■ **DO THIS**
Scan the data below for the string "JSON". Show every line where it turns up.

■ **RECORD LIST**
* start *
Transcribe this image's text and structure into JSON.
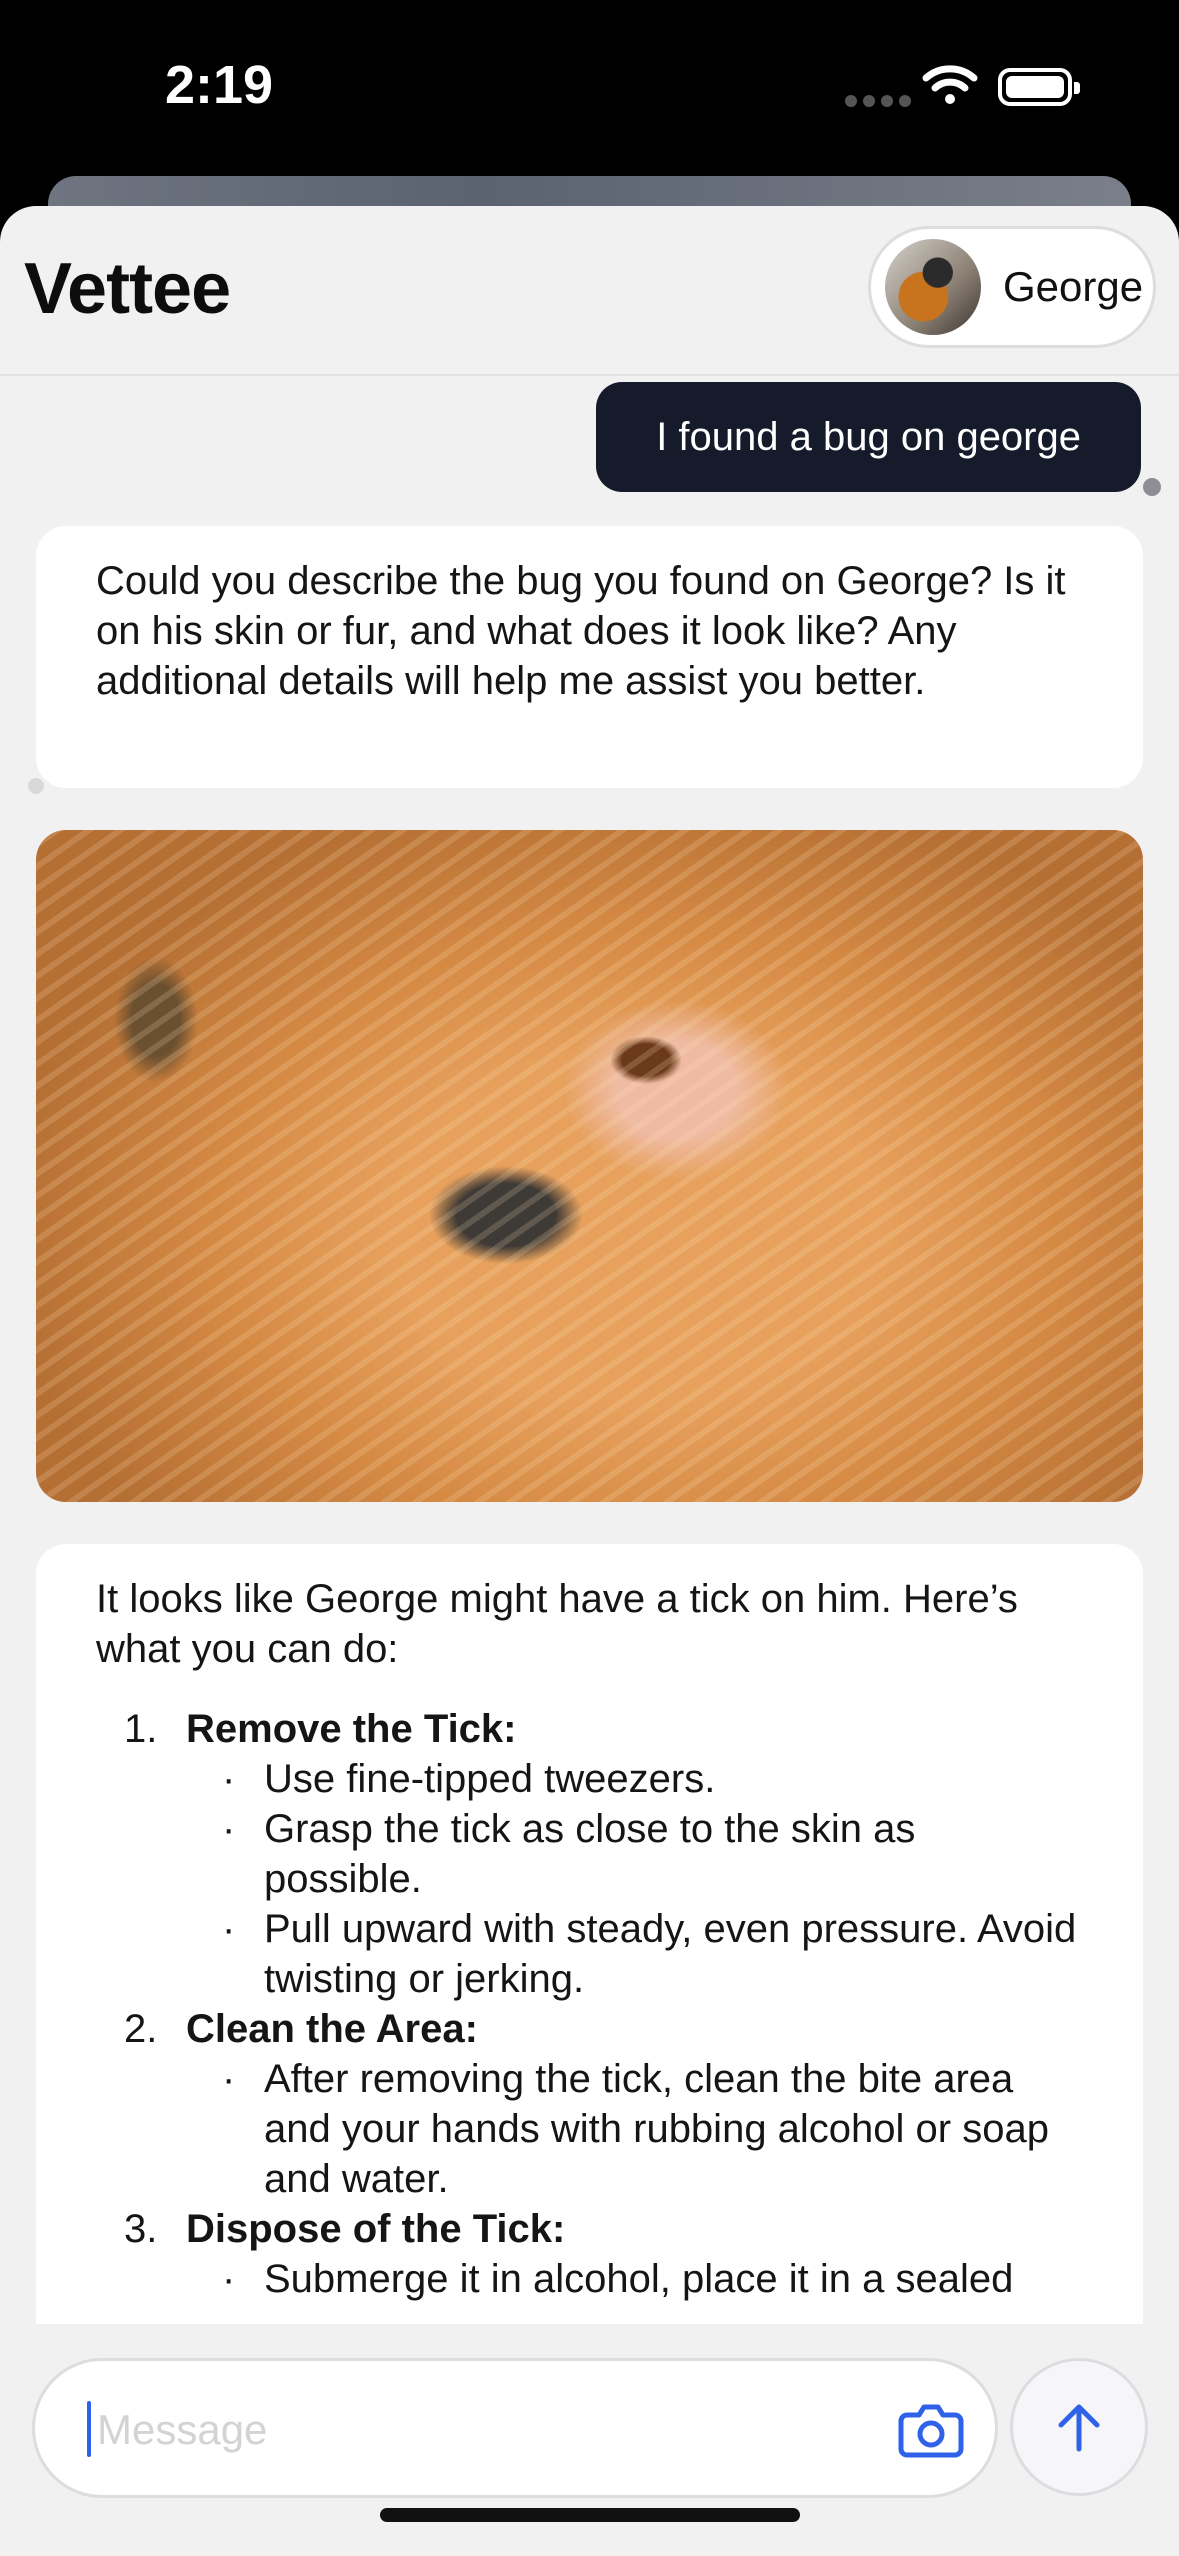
{
  "status_bar": {
    "time": "2:19"
  },
  "header": {
    "app_title": "Vettee",
    "pet_name": "George"
  },
  "messages": {
    "user_1": "I found a bug on george",
    "bot_1": "Could you describe the bug you found on George? Is it on his skin or fur, and what does it look like? Any additional details will help me assist you better.",
    "bot_2_intro": "It looks like George might have a tick on him. Here’s what you can do:",
    "steps": [
      {
        "num": "1.",
        "title": "Remove the Tick:",
        "bullets": [
          "Use fine-tipped tweezers.",
          "Grasp the tick as close to the skin as possible.",
          "Pull upward with steady, even pressure. Avoid twisting or jerking."
        ]
      },
      {
        "num": "2.",
        "title": "Clean the Area:",
        "bullets": [
          "After removing the tick, clean the bite area and your hands with rubbing alcohol or soap and water."
        ]
      },
      {
        "num": "3.",
        "title": "Dispose of the Tick:",
        "bullets": [
          "Submerge it in alcohol, place it in a sealed"
        ]
      }
    ]
  },
  "composer": {
    "placeholder": "Message"
  },
  "colors": {
    "accent": "#2f62e8",
    "user_bubble": "#151b2b",
    "background": "#f1f1f2"
  },
  "icons": [
    "wifi-icon",
    "battery-icon",
    "camera-icon",
    "arrow-up-icon"
  ]
}
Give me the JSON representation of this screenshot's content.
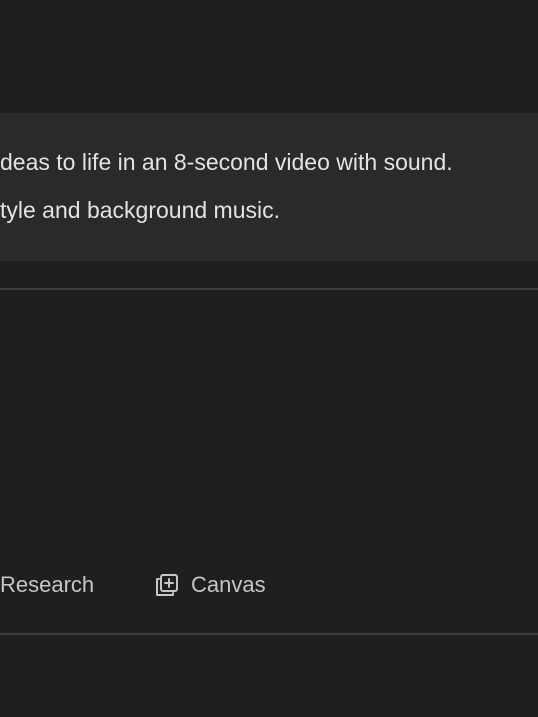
{
  "info": {
    "line1": "deas to life in an 8-second video with sound.",
    "line2": "tyle and background music."
  },
  "toolbar": {
    "research_label": "Research",
    "canvas_label": "Canvas",
    "canvas_icon": "canvas-icon"
  },
  "colors": {
    "background": "#1e1f20",
    "info_box": "#282a2c",
    "text": "#e3e3e3",
    "tool_text": "#c4c7c5",
    "divider": "#3c3d3f"
  }
}
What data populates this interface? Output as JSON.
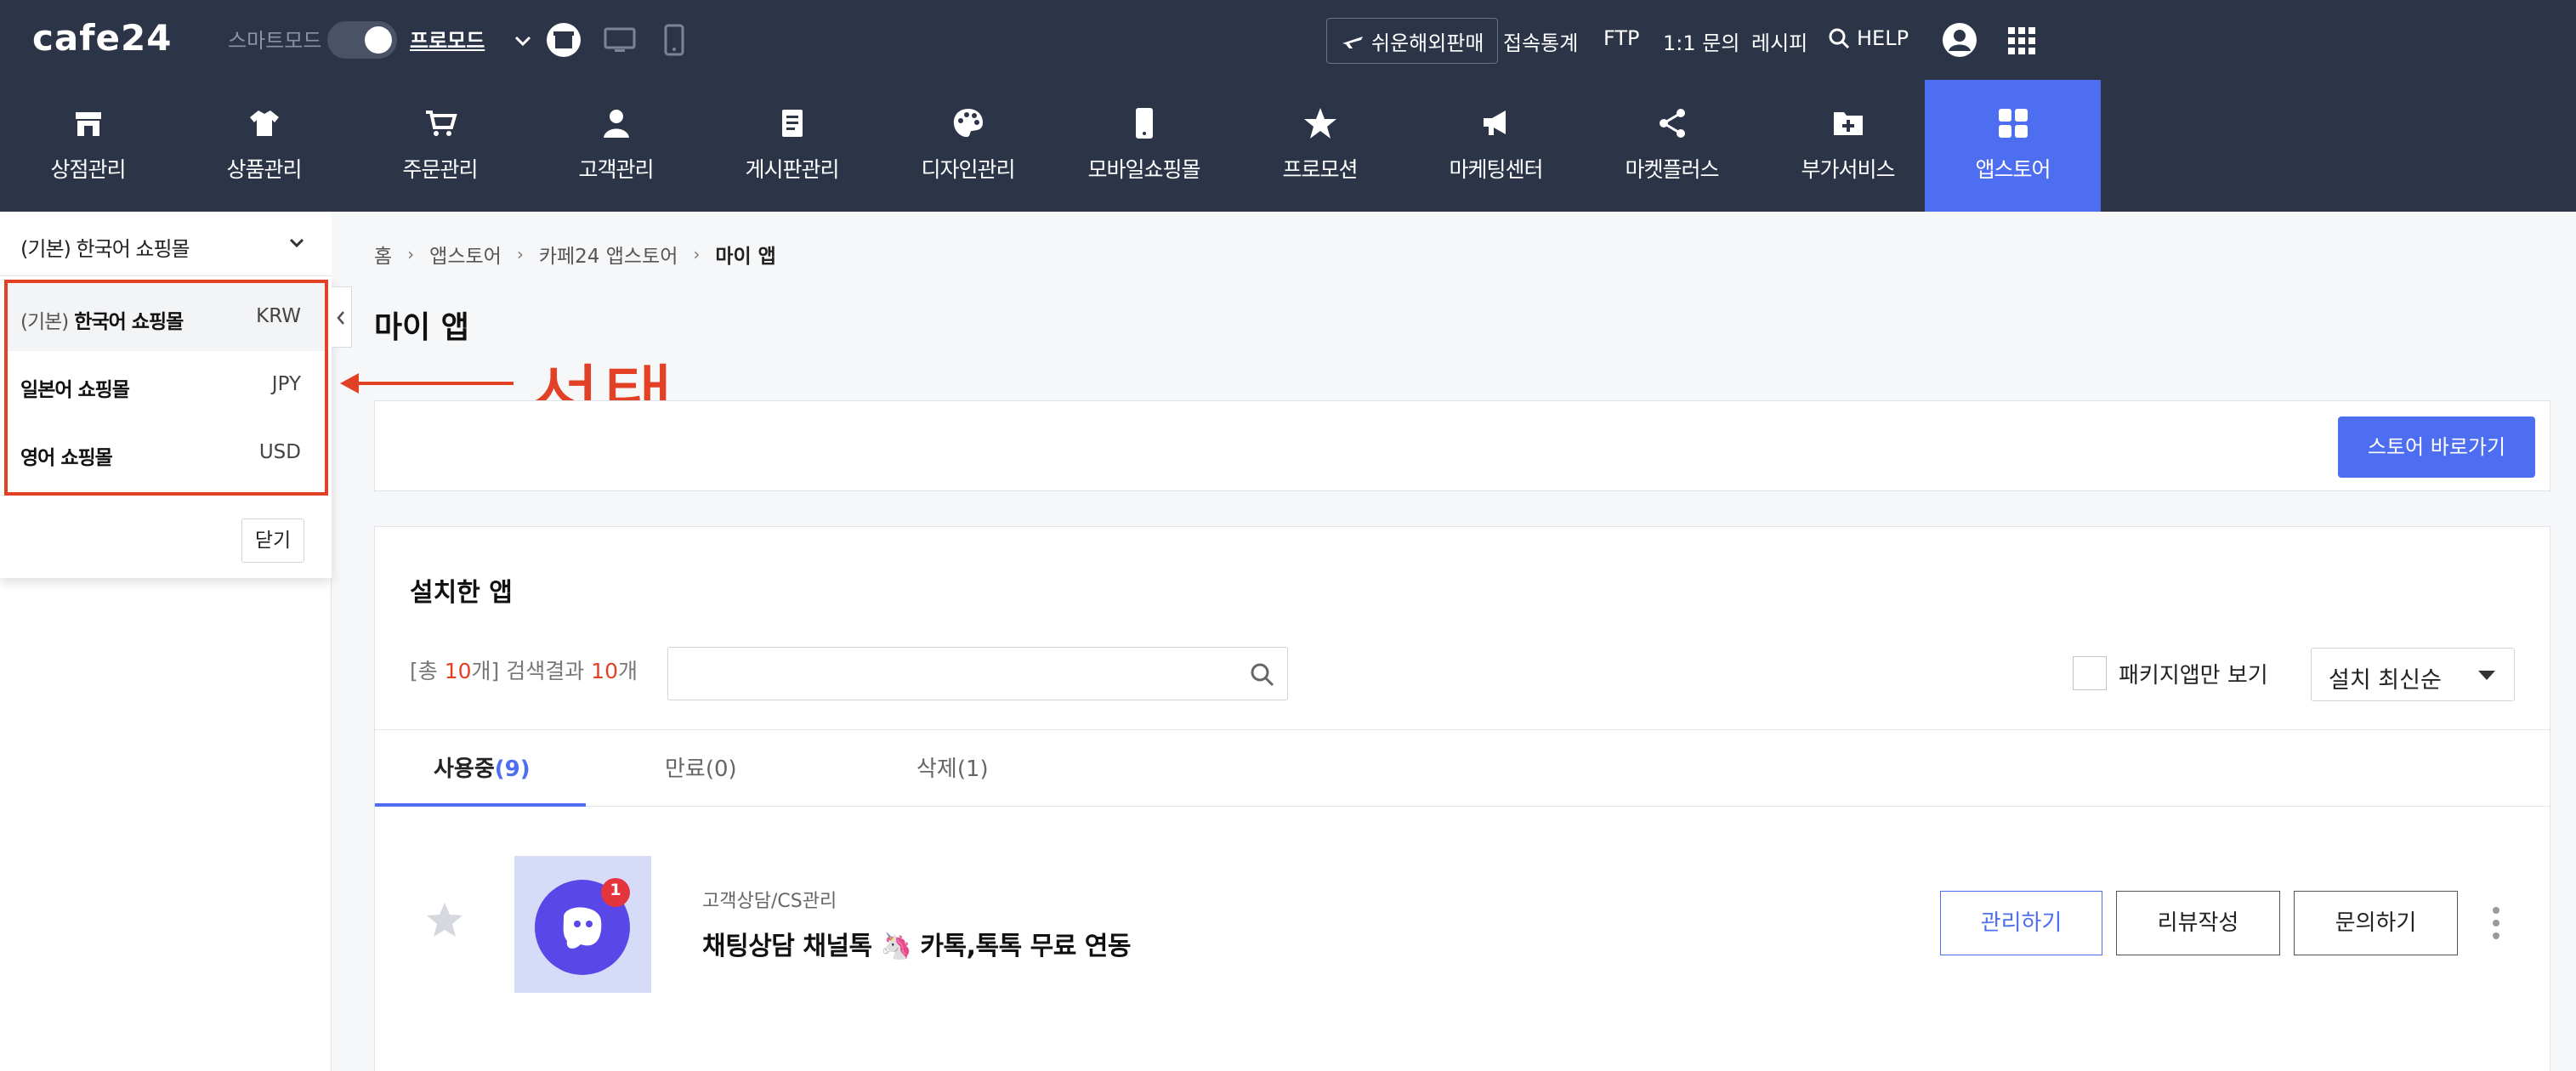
{
  "topbar": {
    "logo": "cafe24",
    "smart_mode": "스마트모드",
    "pro_mode": "프로모드",
    "overseas": "쉬운해외판매",
    "links": [
      "접속통계",
      "FTP",
      "1:1 문의",
      "레시피"
    ],
    "help": "HELP"
  },
  "nav": {
    "items": [
      {
        "label": "상점관리",
        "icon": "store-icon"
      },
      {
        "label": "상품관리",
        "icon": "tshirt-icon"
      },
      {
        "label": "주문관리",
        "icon": "cart-icon"
      },
      {
        "label": "고객관리",
        "icon": "user-icon"
      },
      {
        "label": "게시판관리",
        "icon": "board-icon"
      },
      {
        "label": "디자인관리",
        "icon": "palette-icon"
      },
      {
        "label": "모바일쇼핑몰",
        "icon": "mobile-icon"
      },
      {
        "label": "프로모션",
        "icon": "star-icon"
      },
      {
        "label": "마케팅센터",
        "icon": "megaphone-icon"
      },
      {
        "label": "마켓플러스",
        "icon": "share-icon"
      },
      {
        "label": "부가서비스",
        "icon": "folder-plus-icon"
      },
      {
        "label": "앱스토어",
        "icon": "apps-grid-icon"
      }
    ],
    "active_index": 11
  },
  "shop_selector": {
    "selected_prefix": "(기본)",
    "selected_name": "한국어 쇼핑몰",
    "options": [
      {
        "prefix": "(기본)",
        "name": "한국어 쇼핑몰",
        "currency": "KRW"
      },
      {
        "prefix": "",
        "name": "일본어 쇼핑몰",
        "currency": "JPY"
      },
      {
        "prefix": "",
        "name": "영어 쇼핑몰",
        "currency": "USD"
      }
    ],
    "close_label": "닫기"
  },
  "annotation": {
    "text": "선택",
    "color": "#e34125"
  },
  "breadcrumb": [
    "홈",
    "앱스토어",
    "카페24 앱스토어",
    "마이 앱"
  ],
  "page_title": "마이 앱",
  "store_button": "스토어 바로가기",
  "installed": {
    "title": "설치한 앱",
    "count_prefix": "[총 ",
    "total": "10",
    "count_middle": "개] 검색결과 ",
    "results": "10",
    "count_suffix": "개",
    "search_placeholder": "",
    "package_only_label": "패키지앱만 보기",
    "sort_value": "설치 최신순"
  },
  "tabs": [
    {
      "label": "사용중",
      "count": "(9)"
    },
    {
      "label": "만료",
      "count": "(0)"
    },
    {
      "label": "삭제",
      "count": "(1)"
    }
  ],
  "app": {
    "category": "고객상담/CS관리",
    "name": "채팅상담 채널톡 🦄 카톡,톡톡 무료 연동",
    "badge": "1",
    "buttons": [
      "관리하기",
      "리뷰작성",
      "문의하기"
    ]
  },
  "colors": {
    "nav_bg": "#2c3548",
    "accent": "#4e6ef2",
    "annotation": "#e34125"
  }
}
* end *
■ **ANSWER TO THE TASK**
Transcribe this image's text and structure into JSON.
Give me the JSON representation of this screenshot's content.
What data populates this interface? Output as JSON.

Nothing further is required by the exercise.